From the entries that follow, pick out all lines holding "JSON".
****
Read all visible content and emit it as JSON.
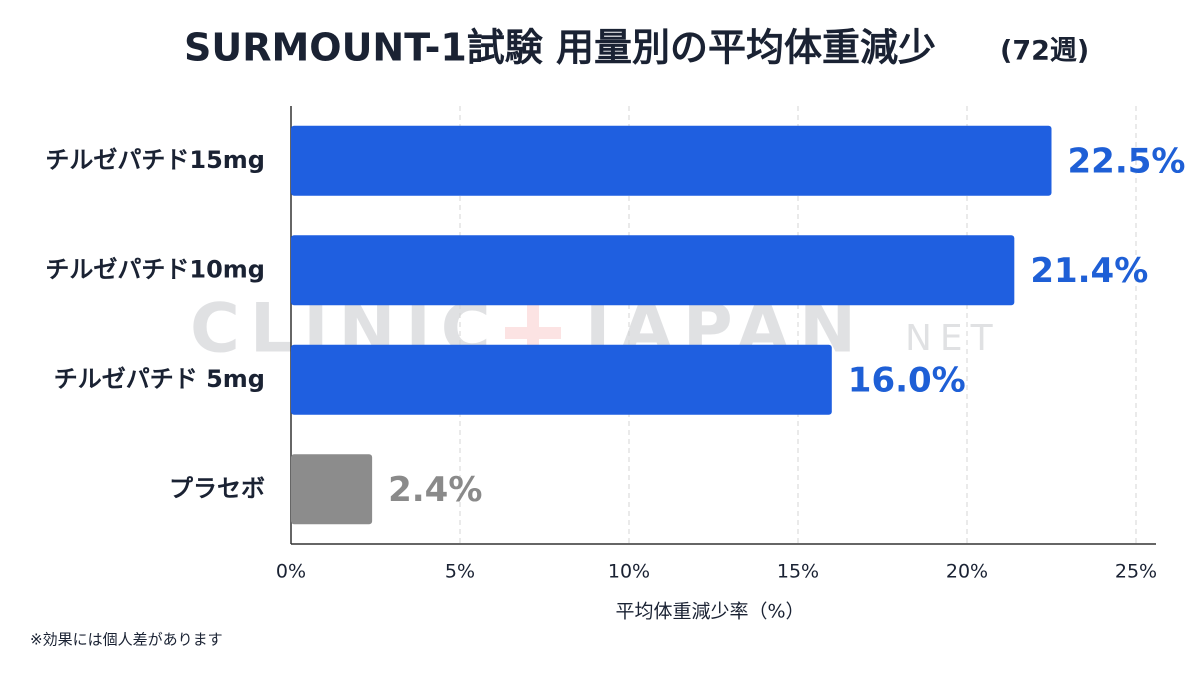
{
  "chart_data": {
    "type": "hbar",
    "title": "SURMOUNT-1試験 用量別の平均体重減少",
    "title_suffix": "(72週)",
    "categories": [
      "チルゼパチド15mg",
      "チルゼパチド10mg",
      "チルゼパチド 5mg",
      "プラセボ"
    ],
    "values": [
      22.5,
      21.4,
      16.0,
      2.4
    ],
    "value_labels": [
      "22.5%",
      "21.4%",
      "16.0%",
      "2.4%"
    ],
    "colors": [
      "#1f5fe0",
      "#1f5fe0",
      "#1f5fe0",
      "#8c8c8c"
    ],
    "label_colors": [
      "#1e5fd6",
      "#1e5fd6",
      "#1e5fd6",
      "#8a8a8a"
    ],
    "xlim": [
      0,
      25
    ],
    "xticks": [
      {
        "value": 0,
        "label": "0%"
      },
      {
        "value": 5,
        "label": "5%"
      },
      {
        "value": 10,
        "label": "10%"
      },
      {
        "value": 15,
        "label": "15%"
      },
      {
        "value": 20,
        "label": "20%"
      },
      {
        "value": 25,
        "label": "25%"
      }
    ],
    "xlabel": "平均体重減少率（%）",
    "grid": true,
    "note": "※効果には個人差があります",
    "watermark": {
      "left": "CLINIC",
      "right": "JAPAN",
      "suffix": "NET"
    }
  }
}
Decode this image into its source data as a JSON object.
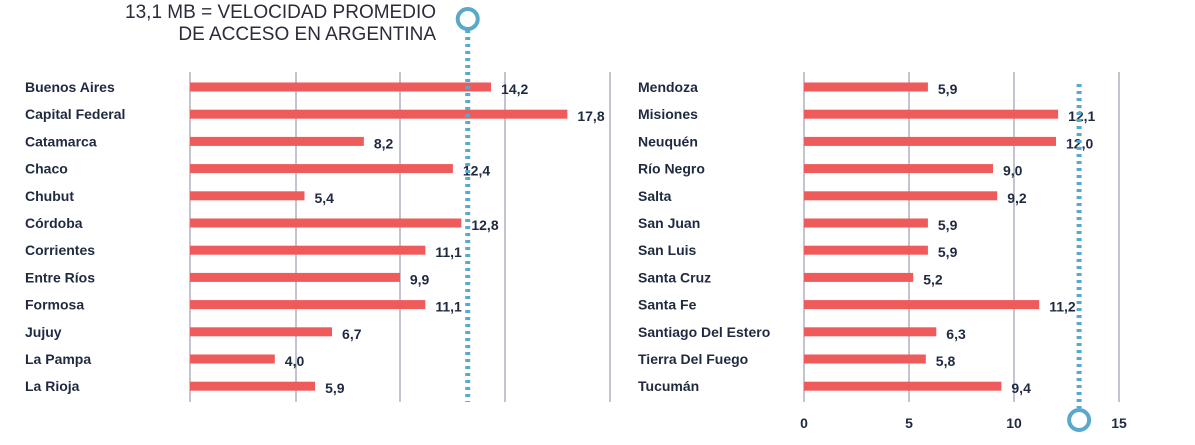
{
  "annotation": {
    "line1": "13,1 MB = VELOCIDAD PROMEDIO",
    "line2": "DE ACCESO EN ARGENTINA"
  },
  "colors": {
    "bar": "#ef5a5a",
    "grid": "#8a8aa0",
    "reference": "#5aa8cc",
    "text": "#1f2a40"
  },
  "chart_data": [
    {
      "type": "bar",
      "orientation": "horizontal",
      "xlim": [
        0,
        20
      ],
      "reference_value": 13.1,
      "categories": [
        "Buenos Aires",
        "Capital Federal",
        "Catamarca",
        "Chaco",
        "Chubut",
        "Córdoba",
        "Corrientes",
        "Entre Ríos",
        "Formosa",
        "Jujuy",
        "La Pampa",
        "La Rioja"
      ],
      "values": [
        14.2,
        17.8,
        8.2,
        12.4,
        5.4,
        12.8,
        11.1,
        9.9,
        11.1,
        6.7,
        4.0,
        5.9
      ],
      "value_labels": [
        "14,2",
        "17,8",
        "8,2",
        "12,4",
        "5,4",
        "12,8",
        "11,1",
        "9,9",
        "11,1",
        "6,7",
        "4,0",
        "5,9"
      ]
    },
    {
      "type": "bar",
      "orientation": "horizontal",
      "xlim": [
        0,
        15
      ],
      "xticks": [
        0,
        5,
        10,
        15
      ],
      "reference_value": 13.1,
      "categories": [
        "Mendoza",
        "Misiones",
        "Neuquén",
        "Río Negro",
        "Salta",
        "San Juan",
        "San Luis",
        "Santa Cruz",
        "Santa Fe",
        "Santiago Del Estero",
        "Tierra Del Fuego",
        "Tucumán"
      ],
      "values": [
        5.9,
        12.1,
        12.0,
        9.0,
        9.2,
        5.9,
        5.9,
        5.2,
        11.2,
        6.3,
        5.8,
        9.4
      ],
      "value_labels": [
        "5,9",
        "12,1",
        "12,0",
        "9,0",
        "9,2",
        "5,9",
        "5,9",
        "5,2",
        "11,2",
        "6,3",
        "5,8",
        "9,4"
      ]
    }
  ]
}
****
**Response to the task**
Read all visible content and emit it as JSON.
Decode this image into its source data as a JSON object.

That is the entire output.